:: Texto de origem ::
Isto não quer dizer que Portugal não tenha de transformar o seu modelo de relações laborais e ainda menos que não deva olhar para o modo como outros países ultrapassarem os seus bloqueios. Pelo contrário: Portugal precisa de flexibilizar muitas dimensões das suas relações de trabalho – o que não deve ser confundido com liberalização dos despedimentos –, essencialmente aquelas que promovem de facto a adaptabilidade das empresas, libertando-as de algumas formas de rigidez que não são suportáveis face às transformações que ocorreram na economia. Se nada mais, a atracção do investimento estrangeiro a isso obriga.

Mas, isto não nos deve fazer esquecer que um dos principais problemas que enfrenta o mercado de trabalho em Portugal continua a ser o da distância que vai da norma escrita (muito protectora) à prática social (de facto muito precária). Rígidos na lei, flexíveis na prática, acabamos por viver no pior de dois mundos.

:: Tarefas ::
1. Traduza para inglês esta frase do texto sobre as relações laborais em Portugal: "Rígidos na lei, flexíveis na prática, acabamos por viver no pior de dois mundos."
2. Prossiga o texto sobre as relações laborais em Portugal a partir da última frase apresentada.

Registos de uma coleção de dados
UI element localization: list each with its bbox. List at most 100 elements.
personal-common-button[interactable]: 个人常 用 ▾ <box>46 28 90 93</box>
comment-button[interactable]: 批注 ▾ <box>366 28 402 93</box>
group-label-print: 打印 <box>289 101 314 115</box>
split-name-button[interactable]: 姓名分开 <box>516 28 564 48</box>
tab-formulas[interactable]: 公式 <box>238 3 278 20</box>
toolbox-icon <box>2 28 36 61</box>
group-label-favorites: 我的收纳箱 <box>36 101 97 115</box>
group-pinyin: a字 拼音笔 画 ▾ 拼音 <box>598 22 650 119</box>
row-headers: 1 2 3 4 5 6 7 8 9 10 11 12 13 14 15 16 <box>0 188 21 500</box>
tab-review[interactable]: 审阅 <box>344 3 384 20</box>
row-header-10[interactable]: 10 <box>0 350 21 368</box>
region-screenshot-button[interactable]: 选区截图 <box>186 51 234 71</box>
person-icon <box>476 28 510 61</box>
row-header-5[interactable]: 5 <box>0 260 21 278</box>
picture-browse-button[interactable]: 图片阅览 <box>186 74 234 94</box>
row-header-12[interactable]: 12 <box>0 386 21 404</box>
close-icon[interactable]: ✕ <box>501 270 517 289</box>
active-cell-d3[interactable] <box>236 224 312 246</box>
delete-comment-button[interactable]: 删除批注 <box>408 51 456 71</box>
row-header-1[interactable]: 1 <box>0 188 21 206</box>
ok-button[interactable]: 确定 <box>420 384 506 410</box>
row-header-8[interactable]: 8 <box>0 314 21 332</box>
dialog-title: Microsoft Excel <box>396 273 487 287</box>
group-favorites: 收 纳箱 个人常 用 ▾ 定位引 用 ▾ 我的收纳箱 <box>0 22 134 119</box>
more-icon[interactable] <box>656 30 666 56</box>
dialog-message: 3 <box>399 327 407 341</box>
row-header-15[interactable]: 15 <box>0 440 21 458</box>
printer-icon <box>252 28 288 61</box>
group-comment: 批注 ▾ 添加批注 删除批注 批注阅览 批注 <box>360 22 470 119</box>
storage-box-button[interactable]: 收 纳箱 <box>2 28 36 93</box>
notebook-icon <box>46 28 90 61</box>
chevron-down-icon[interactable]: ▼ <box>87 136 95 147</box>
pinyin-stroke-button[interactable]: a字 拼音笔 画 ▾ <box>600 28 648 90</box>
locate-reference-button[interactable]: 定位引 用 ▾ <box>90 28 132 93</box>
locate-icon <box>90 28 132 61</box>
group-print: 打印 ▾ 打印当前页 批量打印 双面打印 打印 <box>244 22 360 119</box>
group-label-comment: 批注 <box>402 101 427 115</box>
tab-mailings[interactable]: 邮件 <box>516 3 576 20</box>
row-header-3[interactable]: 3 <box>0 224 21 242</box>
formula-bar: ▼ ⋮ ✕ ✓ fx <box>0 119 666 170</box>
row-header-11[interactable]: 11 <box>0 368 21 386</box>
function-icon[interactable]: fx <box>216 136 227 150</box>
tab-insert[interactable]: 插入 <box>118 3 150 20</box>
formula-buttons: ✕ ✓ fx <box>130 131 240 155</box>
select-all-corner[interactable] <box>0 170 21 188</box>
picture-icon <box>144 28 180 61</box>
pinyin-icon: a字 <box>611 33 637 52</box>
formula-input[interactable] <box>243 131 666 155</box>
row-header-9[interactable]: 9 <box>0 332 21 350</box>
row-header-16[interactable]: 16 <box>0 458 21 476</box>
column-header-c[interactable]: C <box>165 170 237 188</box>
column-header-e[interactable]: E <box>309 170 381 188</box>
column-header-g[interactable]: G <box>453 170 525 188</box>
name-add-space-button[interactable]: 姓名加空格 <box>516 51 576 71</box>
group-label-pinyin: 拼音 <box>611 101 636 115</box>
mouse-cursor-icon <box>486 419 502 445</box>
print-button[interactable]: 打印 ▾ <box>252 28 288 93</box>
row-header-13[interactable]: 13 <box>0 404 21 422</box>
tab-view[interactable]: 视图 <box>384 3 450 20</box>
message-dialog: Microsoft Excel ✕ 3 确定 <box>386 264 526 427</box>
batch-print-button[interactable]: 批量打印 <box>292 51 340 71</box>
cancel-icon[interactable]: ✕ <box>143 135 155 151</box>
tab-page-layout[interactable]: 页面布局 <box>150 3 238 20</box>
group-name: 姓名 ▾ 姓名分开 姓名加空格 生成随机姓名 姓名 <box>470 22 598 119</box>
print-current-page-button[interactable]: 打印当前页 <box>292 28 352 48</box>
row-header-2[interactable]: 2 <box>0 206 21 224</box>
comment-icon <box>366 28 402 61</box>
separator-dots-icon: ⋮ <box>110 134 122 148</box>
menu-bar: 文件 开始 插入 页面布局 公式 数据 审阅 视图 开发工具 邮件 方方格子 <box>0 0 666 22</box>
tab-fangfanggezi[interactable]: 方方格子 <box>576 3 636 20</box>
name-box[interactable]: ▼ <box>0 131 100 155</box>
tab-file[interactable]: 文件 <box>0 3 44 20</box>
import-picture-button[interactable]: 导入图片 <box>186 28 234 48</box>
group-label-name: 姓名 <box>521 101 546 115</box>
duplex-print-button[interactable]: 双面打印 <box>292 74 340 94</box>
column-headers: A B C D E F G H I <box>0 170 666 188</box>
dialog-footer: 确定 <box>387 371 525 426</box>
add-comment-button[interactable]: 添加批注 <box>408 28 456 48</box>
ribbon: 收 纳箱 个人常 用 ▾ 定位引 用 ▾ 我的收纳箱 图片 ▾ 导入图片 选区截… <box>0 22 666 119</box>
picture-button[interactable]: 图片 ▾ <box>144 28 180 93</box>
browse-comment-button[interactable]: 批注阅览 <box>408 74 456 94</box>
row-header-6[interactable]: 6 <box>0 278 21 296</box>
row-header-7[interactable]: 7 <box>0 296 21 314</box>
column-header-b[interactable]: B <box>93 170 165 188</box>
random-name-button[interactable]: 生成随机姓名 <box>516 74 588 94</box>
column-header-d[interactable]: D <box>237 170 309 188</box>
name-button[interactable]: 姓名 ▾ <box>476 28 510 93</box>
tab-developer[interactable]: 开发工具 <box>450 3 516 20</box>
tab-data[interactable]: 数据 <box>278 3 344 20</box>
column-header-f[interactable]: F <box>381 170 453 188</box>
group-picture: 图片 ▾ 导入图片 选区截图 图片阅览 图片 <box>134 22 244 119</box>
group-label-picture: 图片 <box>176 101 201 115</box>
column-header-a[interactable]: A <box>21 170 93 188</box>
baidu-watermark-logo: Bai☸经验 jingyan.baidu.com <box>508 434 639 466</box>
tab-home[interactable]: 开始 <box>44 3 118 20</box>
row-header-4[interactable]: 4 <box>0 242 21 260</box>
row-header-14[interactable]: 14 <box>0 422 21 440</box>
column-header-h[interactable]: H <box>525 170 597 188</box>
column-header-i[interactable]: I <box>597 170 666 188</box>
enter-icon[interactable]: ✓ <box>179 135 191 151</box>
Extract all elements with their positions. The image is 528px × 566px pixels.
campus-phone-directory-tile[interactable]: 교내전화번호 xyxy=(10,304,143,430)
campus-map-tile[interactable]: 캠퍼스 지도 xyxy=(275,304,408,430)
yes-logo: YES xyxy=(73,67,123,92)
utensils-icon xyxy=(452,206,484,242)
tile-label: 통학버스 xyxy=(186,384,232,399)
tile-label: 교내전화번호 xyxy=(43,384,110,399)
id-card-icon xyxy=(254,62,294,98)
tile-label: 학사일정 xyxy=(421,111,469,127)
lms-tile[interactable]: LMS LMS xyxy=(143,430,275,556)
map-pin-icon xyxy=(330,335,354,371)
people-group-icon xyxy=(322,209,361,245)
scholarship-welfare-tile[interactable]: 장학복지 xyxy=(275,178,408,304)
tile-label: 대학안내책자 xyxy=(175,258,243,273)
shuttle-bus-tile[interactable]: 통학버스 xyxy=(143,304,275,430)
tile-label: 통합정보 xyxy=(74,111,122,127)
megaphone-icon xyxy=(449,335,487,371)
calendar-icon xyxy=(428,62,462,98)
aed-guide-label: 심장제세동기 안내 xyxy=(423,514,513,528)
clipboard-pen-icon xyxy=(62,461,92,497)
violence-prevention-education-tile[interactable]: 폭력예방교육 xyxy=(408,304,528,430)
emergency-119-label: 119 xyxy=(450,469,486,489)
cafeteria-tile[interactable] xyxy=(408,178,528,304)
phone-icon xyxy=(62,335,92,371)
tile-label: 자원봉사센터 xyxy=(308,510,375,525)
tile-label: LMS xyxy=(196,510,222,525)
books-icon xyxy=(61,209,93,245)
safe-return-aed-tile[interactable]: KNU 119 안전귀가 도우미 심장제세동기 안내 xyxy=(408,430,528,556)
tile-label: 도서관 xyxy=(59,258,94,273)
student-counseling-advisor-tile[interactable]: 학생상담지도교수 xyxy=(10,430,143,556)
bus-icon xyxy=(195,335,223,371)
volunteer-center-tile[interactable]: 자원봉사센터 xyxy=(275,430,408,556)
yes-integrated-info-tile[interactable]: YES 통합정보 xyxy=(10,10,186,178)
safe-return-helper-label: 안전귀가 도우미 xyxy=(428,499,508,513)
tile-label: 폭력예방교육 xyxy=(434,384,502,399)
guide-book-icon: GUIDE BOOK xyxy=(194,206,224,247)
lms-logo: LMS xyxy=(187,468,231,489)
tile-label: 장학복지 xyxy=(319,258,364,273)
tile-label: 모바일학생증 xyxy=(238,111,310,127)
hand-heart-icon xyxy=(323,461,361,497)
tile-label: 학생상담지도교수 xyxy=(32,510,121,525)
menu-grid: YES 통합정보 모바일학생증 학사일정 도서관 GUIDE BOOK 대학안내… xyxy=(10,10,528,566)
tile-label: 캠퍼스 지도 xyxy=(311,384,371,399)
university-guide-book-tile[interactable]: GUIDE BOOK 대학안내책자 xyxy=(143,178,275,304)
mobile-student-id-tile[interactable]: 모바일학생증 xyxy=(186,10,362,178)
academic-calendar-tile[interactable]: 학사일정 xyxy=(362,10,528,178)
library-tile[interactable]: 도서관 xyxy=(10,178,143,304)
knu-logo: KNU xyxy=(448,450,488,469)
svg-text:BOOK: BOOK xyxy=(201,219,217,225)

:: Resultados das tarefas ::
1. Rigid in law and flexible in practice, we end up living in the worst of both worlds.

2.
Tem por isso toda a razão, Poul Rasmussen quando, no congresso do Partido Socialista Europeu, afirmou que o modelo de flexigurança deve ser seguido não como uma cópia, mas como um roteiro, sensível às especificidade de cada País.

Neste sentido, mais do que procurar aplicar a experiência de flexigurança a Portugal (como se fosse um modelo pronto-a-vestir), é mais interessante valorizar o método, aplicando um roteiro que contamine as relações laborais portuguesas com o princípio das soluções negociadas com custos repartidos, nomeadamente procurando um ‘trade-off’ entre flexibilidade e efectividade. Um modelo de “flexictividade” que visaria aproximar a norma das práticas sociais e tornar o mercado de trabalho mais adaptável, mas, em algumas dimensões, menos flexível do que de facto é e mais flexível do que aparenta ser.

publicado no Diário Económico.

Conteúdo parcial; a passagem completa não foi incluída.